■ **Page**

--------------------------------------------------

Database

A database stores data and empowers users to run query data for insights. kdb Insights Enterprise databases allow users to store and access data from tiered data access; using faster access mechanisms for recent data, and slower, cheaper access for older, historic data. The secret to the speed of kdb Insights Enterprise database is its ability to run user driven analytics directly on the data - leveraging the timeseries, columnar performance capabilities of kdb+.

Quickstart

A database can be created by clicking [+] next to Database name in the entity tree.

Click the plus icon next to the Database name in the entity tree to create an individual database.

kdb Insights Enterprise databases are designed to scale independently for data write-down and querying. Depending on the intended workloads, compute settings can be tuned for each component. If your workload has a large amount of data being ingested, consider increasing the Writedown compute settings. If your workload has high frequency, or complex queries, consider increasing the Query Setting compute settings.

Once the database is created, it must be part of an assembly and be deployed to be activated. An active database is used to store data and is a requirement for working with data on kdb Insights Enterprise outside of testing. An active assembly will show a green circle with a tick next to its name in the left-hand entity tree listed under Assemblies.

Video Tutorial

Set up

Click the [+] icon from the entity tree to create a Database.
Select between Time-series or Custom database; it's recommended users start with a Time-series database.
Define database name; Submit.
Custom databases have tabbed options to define Mounts, Data Access and Storage properties. When creating a Custom database a Source name for Storage is required; this is pre-assigned as south for a Time-series database.
Submit.
To use the database, open up an assembly listed under Assemblies in the entity tree and add the database.
Save and deploy the assembly.

Quickstart - build an assembly with a database

Time-series

A quick start option for creating a database with predefined RDB, IDB and HDB mounts, and recommended for new users to kdb Insights Enterprise. Required is a Database Name, and has a predefined Storage streaming data source, but other changes are optional. There is a toggle switch to display advanced properties.

A time series database featuring customizable properties for Mounts, Data Access and Storage. A time series database can be used 'out-of-the-box' without changes to default settings.

Database Name: Give your database a name (required).

--------------------------------------------------

■ **Your goal**
Which predefined mounts does the database page say a Time-series database comes with? Name all of them. The records are not used for anything here.

--------------------------------------------------

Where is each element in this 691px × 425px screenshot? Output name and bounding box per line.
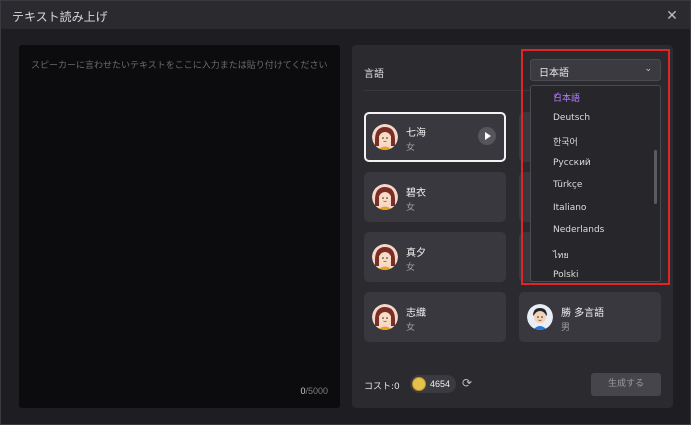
close-icon[interactable]: ✕	[664, 7, 680, 23]
voice-gender: 女	[406, 203, 416, 213]
voice-name: 碧衣	[406, 188, 426, 199]
voice-gender: 女	[406, 143, 416, 153]
title-bar: テキスト読み上げ ✕	[1, 1, 690, 29]
play-icon[interactable]	[478, 127, 496, 145]
text-input-area[interactable]: スピーカーに言わせたいテキストをここに入力または貼り付けてください 0/5000	[19, 45, 340, 408]
female-avatar	[372, 124, 398, 150]
female-avatar	[372, 244, 398, 270]
generate-button[interactable]: 生成する	[591, 373, 661, 396]
language-label: 言語	[364, 69, 384, 80]
voice-gender: 女	[406, 323, 416, 333]
char-count-max: /5000	[305, 386, 328, 396]
window-title: テキスト読み上げ	[12, 10, 108, 24]
voice-card-mayu[interactable]: 真夕 女	[364, 232, 506, 282]
coin-balance: 4654	[410, 375, 456, 393]
voice-gender: 男	[561, 323, 571, 333]
voice-card-aoi[interactable]: 碧衣 女	[364, 172, 506, 222]
male-avatar	[527, 304, 553, 330]
voice-name: 七海	[406, 128, 426, 139]
text-placeholder: スピーカーに言わせたいテキストをここに入力または貼り付けてください	[31, 61, 328, 71]
char-counter: 0/5000	[300, 386, 328, 396]
voice-card-shiori[interactable]: 志織 女	[364, 292, 506, 342]
voice-name: 志織	[406, 308, 426, 319]
voice-gender: 女	[406, 263, 416, 273]
voice-name: 勝 多言語	[561, 308, 605, 319]
voice-card-masaru[interactable]: 勝 多言語 男	[519, 292, 661, 342]
tts-window: テキスト読み上げ ✕ スピーカーに言わせたいテキストをここに入力または貼り付けて…	[0, 0, 691, 425]
refresh-icon[interactable]: ⟳	[462, 376, 476, 390]
cost-label: コスト:0	[364, 382, 400, 392]
voice-name: 真夕	[406, 248, 426, 259]
voice-card-nanami[interactable]: 七海 女	[364, 112, 506, 162]
coin-value: 4654	[430, 379, 451, 389]
coin-icon	[412, 377, 426, 391]
highlight-box	[521, 49, 670, 285]
female-avatar	[372, 304, 398, 330]
female-avatar	[372, 184, 398, 210]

--------------------------------------------------

■ **Worked answer**
RDB, IDB and HDB